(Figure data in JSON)
※
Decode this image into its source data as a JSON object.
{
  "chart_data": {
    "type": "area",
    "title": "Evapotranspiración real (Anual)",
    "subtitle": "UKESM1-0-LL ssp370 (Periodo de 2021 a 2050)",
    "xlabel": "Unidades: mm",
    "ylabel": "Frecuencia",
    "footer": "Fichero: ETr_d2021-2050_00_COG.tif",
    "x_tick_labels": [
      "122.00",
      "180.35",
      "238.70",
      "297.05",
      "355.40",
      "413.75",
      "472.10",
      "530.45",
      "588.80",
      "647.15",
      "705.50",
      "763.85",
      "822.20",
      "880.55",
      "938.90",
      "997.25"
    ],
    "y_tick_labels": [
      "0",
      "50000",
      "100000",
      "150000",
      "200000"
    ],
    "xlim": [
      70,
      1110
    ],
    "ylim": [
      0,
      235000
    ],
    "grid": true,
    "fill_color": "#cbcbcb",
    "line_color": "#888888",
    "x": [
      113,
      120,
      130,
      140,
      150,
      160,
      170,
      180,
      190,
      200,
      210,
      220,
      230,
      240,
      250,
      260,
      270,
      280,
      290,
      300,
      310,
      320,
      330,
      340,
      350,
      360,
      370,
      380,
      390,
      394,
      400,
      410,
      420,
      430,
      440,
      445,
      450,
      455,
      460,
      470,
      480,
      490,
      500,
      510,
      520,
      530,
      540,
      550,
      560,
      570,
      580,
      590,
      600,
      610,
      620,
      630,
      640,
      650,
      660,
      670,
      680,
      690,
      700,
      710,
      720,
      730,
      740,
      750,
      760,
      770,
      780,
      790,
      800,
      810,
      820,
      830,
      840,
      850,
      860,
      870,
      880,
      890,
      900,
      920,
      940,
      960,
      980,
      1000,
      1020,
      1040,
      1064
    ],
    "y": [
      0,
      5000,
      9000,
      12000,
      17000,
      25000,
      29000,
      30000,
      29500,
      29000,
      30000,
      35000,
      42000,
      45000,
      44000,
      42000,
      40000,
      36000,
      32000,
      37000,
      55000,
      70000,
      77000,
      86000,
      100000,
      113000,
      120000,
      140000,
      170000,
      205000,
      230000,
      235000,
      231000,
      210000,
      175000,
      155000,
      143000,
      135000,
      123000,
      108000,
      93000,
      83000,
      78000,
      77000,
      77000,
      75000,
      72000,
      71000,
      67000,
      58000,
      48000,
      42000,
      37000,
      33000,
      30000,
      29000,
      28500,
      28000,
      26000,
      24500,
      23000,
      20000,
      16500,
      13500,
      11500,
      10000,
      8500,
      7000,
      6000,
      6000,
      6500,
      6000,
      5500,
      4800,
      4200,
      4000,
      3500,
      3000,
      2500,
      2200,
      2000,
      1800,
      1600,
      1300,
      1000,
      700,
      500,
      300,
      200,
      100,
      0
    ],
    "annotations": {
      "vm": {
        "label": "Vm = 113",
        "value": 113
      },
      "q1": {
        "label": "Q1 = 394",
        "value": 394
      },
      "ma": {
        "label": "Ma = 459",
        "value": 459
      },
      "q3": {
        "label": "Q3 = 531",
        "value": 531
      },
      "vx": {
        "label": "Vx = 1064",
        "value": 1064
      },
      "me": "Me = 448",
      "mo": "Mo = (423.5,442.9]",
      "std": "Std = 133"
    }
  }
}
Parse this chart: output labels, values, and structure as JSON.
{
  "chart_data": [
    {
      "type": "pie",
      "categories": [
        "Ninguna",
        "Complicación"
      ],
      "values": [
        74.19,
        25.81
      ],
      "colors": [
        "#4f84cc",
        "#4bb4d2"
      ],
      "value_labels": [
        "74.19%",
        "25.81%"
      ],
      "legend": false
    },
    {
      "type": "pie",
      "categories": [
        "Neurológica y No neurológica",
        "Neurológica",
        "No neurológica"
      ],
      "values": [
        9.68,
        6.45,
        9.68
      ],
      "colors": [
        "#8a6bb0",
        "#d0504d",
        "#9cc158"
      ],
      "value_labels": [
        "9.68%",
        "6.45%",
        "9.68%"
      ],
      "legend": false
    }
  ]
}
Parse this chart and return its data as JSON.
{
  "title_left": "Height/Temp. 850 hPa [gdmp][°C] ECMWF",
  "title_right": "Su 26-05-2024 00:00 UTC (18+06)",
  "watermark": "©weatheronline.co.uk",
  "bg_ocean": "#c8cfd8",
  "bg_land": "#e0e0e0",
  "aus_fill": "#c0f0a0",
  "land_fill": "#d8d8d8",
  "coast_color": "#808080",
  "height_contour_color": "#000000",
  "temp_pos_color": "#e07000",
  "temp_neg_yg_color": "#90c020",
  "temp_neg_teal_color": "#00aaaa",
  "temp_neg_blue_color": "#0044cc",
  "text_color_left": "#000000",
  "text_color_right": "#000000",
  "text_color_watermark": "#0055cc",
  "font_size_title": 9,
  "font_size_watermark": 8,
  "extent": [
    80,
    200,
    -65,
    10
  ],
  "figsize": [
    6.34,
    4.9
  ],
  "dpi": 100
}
※
* [Exercise] Copy the data above exactly. Every line must be included.

* [Answer to this task]
Decode this image into its source data as a JSON object.
{
  "chart_data": {
    "type": "area",
    "title": "Evapotranspiración real (Anual)",
    "subtitle": "UKESM1-0-LL ssp370 (Periodo de 2021 a 2050)",
    "xlabel": "Unidades: mm",
    "ylabel": "Frecuencia",
    "footer": "Fichero: ETr_d2021-2050_00_COG.tif",
    "x_tick_labels": [
      "122.00",
      "180.35",
      "238.70",
      "297.05",
      "355.40",
      "413.75",
      "472.10",
      "530.45",
      "588.80",
      "647.15",
      "705.50",
      "763.85",
      "822.20",
      "880.55",
      "938.90",
      "997.25"
    ],
    "y_tick_labels": [
      "0",
      "50000",
      "100000",
      "150000",
      "200000"
    ],
    "xlim": [
      70,
      1110
    ],
    "ylim": [
      0,
      235000
    ],
    "grid": true,
    "fill_color": "#cbcbcb",
    "line_color": "#888888",
    "x": [
      113,
      120,
      130,
      140,
      150,
      160,
      170,
      180,
      190,
      200,
      210,
      220,
      230,
      240,
      250,
      260,
      270,
      280,
      290,
      300,
      310,
      320,
      330,
      340,
      350,
      360,
      370,
      380,
      390,
      394,
      400,
      410,
      420,
      430,
      440,
      445,
      450,
      455,
      460,
      470,
      480,
      490,
      500,
      510,
      520,
      530,
      540,
      550,
      560,
      570,
      580,
      590,
      600,
      610,
      620,
      630,
      640,
      650,
      660,
      670,
      680,
      690,
      700,
      710,
      720,
      730,
      740,
      750,
      760,
      770,
      780,
      790,
      800,
      810,
      820,
      830,
      840,
      850,
      860,
      870,
      880,
      890,
      900,
      920,
      940,
      960,
      980,
      1000,
      1020,
      1040,
      1064
    ],
    "y": [
      0,
      5000,
      9000,
      12000,
      17000,
      25000,
      29000,
      30000,
      29500,
      29000,
      30000,
      35000,
      42000,
      45000,
      44000,
      42000,
      40000,
      36000,
      32000,
      37000,
      55000,
      70000,
      77000,
      86000,
      100000,
      113000,
      120000,
      140000,
      170000,
      205000,
      230000,
      235000,
      231000,
      210000,
      175000,
      155000,
      143000,
      135000,
      123000,
      108000,
      93000,
      83000,
      78000,
      77000,
      77000,
      75000,
      72000,
      71000,
      67000,
      58000,
      48000,
      42000,
      37000,
      33000,
      30000,
      29000,
      28500,
      28000,
      26000,
      24500,
      23000,
      20000,
      16500,
      13500,
      11500,
      10000,
      8500,
      7000,
      6000,
      6000,
      6500,
      6000,
      5500,
      4800,
      4200,
      4000,
      3500,
      3000,
      2500,
      2200,
      2000,
      1800,
      1600,
      1300,
      1000,
      700,
      500,
      300,
      200,
      100,
      0
    ],
    "annotations": {
      "vm": {
        "label": "Vm = 113",
        "value": 113
      },
      "q1": {
        "label": "Q1 = 394",
        "value": 394
      },
      "ma": {
        "label": "Ma = 459",
        "value": 459
      },
      "q3": {
        "label": "Q3 = 531",
        "value": 531
      },
      "vx": {
        "label": "Vx = 1064",
        "value": 1064
      },
      "me": "Me = 448",
      "mo": "Mo = (423.5,442.9]",
      "std": "Std = 133"
    }
  }
}
Parse this chart: output labels, values, and structure as JSON.
{
  "chart_data": [
    {
      "type": "pie",
      "categories": [
        "Ninguna",
        "Complicación"
      ],
      "values": [
        74.19,
        25.81
      ],
      "colors": [
        "#4f84cc",
        "#4bb4d2"
      ],
      "value_labels": [
        "74.19%",
        "25.81%"
      ],
      "legend": false
    },
    {
      "type": "pie",
      "categories": [
        "Neurológica y No neurológica",
        "Neurológica",
        "No neurológica"
      ],
      "values": [
        9.68,
        6.45,
        9.68
      ],
      "colors": [
        "#8a6bb0",
        "#d0504d",
        "#9cc158"
      ],
      "value_labels": [
        "9.68%",
        "6.45%",
        "9.68%"
      ],
      "legend": false
    }
  ]
}
Parse this chart and return its data as JSON.
{
  "title_left": "Height/Temp. 850 hPa [gdmp][°C] ECMWF",
  "title_right": "Su 26-05-2024 00:00 UTC (18+06)",
  "watermark": "©weatheronline.co.uk",
  "bg_ocean": "#c8cfd8",
  "bg_land": "#e0e0e0",
  "aus_fill": "#c0f0a0",
  "land_fill": "#d8d8d8",
  "coast_color": "#808080",
  "height_contour_color": "#000000",
  "temp_pos_color": "#e07000",
  "temp_neg_yg_color": "#90c020",
  "temp_neg_teal_color": "#00aaaa",
  "temp_neg_blue_color": "#0044cc",
  "text_color_left": "#000000",
  "text_color_right": "#000000",
  "text_color_watermark": "#0055cc",
  "font_size_title": 9,
  "font_size_watermark": 8,
  "extent": [
    80,
    200,
    -65,
    10
  ],
  "figsize": [
    6.34,
    4.9
  ],
  "dpi": 100
}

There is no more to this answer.